● **Aim 1**
Decide whether each statement below agrees with the Trino data sources page. Answer yes or no for each, and quote the exact words of the page that decide it.
(a) With Kinesis, real-time data such as video and audio can be ingested.
(b) Amazon Redshift uses NoSQL to analyze structured and semi-structured data.
(c) A Kinesis stream becomes a Trino data source when a catalog is configured with the Redshift connector.

● **Document segment**
— BEGIN —

Data sources

Data sources provide the data for Trino to query. Configure a catalog with the required Trino connector for the specific data source to access the data. With Trino you are ready to use any supported client to query the data sources using SQL and the features of your client.

Amazon Kinesis #

Amazon Kinesis cost-effectively processes and analyzes streaming data at any scale as a fully managed service. With Kinesis, you can ingest real-time data, such as video, audio, application logs, website clickstreams, and IoT telemetry data, for machine learning (ML), analytics, and other applications.

Use an Amazon Kinesis stream as a data source in Trino by configuring a catalog with the Kinesis connector.

Amazon Redshift #

Amazon Redshift uses SQL to analyze structured and semi-structured data across data warehouses, operational databases, and data lakes, using AWS-designed hardware and machine learning to deliver the best price performance at any scale.

— END —

● **Stored data**
— BEGIN —

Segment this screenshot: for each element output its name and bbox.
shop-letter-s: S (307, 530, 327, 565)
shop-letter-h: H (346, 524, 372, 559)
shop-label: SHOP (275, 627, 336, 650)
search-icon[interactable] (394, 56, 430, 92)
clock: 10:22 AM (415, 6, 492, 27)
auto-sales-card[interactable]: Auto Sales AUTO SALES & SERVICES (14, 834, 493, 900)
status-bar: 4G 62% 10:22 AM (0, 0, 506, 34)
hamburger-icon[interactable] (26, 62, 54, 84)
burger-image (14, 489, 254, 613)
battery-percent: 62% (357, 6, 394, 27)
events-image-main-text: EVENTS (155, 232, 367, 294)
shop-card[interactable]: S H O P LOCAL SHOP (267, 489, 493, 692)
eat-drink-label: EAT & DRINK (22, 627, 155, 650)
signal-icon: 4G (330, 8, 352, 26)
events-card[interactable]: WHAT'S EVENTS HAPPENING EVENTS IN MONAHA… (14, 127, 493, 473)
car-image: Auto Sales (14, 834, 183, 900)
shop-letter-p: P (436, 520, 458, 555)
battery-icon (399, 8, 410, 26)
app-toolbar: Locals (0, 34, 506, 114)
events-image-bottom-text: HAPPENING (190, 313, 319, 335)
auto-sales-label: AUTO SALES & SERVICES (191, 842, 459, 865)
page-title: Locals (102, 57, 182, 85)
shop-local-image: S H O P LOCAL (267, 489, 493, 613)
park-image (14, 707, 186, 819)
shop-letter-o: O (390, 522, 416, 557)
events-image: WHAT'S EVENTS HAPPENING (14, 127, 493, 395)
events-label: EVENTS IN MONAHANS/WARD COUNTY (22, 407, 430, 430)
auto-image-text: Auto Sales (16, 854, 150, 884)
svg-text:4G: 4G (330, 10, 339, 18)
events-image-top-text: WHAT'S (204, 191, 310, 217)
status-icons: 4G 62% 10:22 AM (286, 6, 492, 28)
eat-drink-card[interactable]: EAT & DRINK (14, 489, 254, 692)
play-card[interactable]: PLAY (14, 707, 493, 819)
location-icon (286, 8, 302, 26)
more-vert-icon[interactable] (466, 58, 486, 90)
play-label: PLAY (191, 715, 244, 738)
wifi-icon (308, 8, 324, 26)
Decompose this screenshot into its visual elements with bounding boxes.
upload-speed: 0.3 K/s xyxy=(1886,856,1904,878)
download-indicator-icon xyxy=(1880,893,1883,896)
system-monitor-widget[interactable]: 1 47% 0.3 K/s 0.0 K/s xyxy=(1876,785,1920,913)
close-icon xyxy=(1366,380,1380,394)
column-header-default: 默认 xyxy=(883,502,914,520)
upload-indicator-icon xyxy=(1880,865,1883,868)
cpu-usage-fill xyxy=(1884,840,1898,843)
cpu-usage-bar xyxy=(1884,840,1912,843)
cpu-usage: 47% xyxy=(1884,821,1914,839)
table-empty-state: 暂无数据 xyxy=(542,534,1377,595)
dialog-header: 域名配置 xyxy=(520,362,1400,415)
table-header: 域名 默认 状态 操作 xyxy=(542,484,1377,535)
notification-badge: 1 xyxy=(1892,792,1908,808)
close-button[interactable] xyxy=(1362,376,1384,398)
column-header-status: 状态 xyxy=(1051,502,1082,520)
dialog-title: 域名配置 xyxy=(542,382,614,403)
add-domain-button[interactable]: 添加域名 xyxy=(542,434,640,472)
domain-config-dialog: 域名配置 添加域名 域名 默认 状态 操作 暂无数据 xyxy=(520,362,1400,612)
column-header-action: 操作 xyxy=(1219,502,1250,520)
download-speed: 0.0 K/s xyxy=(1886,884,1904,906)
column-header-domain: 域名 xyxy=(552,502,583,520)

— END —

● **Aim 2**
Update the records from the first line through the line containing "status-bar: 4G 62% 10:22 AM (0, 0, 506, 34)", inclusive, by changing "shop-letter" to "letter-glyph" and leaving everything else unchanged. Return only those lines.

● **Exercise result 1**
(a) Yes: "With Kinesis, you can ingest real-time data, such as video, audio, application logs, website clickstreams, and IoT telemetry data"
(b) No: "Amazon Redshift uses SQL to analyze structured and semi-structured data"
(c) No: "Use an Amazon Kinesis stream as a data source in Trino by configuring a catalog with the Kinesis connector."

● **Exercise result 2**
Segment this screenshot: for each element output its name and bbox.
letter-glyph-s: S (307, 530, 327, 565)
letter-glyph-h: H (346, 524, 372, 559)
shop-label: SHOP (275, 627, 336, 650)
search-icon[interactable] (394, 56, 430, 92)
clock: 10:22 AM (415, 6, 492, 27)
auto-sales-card[interactable]: Auto Sales AUTO SALES & SERVICES (14, 834, 493, 900)
status-bar: 4G 62% 10:22 AM (0, 0, 506, 34)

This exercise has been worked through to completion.